Below is a listing; write it out exactly and drop any images from it.

## begin INPUT MATERIAL

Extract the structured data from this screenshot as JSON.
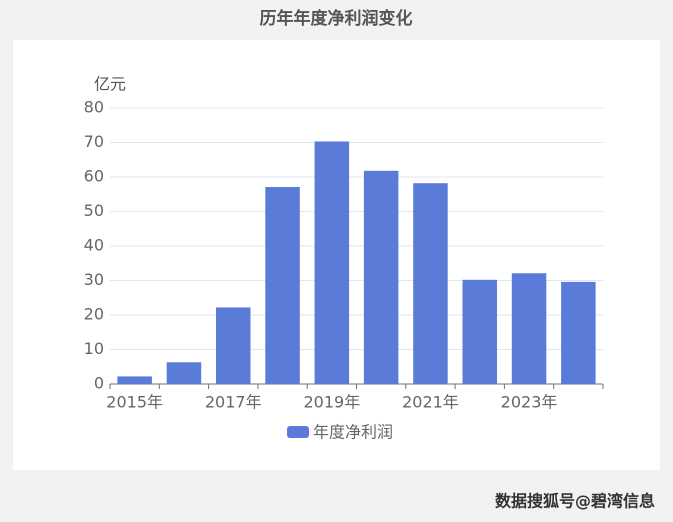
{
  "chart_data": {
    "type": "bar",
    "title": "历年年度净利润变化",
    "y_label": "亿元",
    "categories": [
      "2015年",
      null,
      "2017年",
      null,
      "2019年",
      null,
      "2021年",
      null,
      "2023年",
      null
    ],
    "series": [
      {
        "name": "年度净利润",
        "color": "#5b7bd8",
        "values": [
          2.2,
          6.3,
          22.2,
          57.1,
          70.3,
          61.8,
          58.2,
          30.2,
          32.1,
          29.6
        ]
      }
    ],
    "ylim": [
      0,
      80
    ],
    "yticks": [
      0,
      10,
      20,
      30,
      40,
      50,
      60,
      70,
      80
    ],
    "grid": true,
    "source": "数据搜狐号@碧湾信息"
  }
}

## end INPUT MATERIAL

OUTPUT BELOW:
Extract the structured data from this screenshot as JSON.
{
  "chart_data": {
    "type": "bar",
    "title": "历年年度净利润变化",
    "y_label": "亿元",
    "categories": [
      "2015年",
      null,
      "2017年",
      null,
      "2019年",
      null,
      "2021年",
      null,
      "2023年",
      null
    ],
    "series": [
      {
        "name": "年度净利润",
        "color": "#5b7bd8",
        "values": [
          2.2,
          6.3,
          22.2,
          57.1,
          70.3,
          61.8,
          58.2,
          30.2,
          32.1,
          29.6
        ]
      }
    ],
    "ylim": [
      0,
      80
    ],
    "yticks": [
      0,
      10,
      20,
      30,
      40,
      50,
      60,
      70,
      80
    ],
    "grid": true,
    "source": "数据搜狐号@碧湾信息"
  }
}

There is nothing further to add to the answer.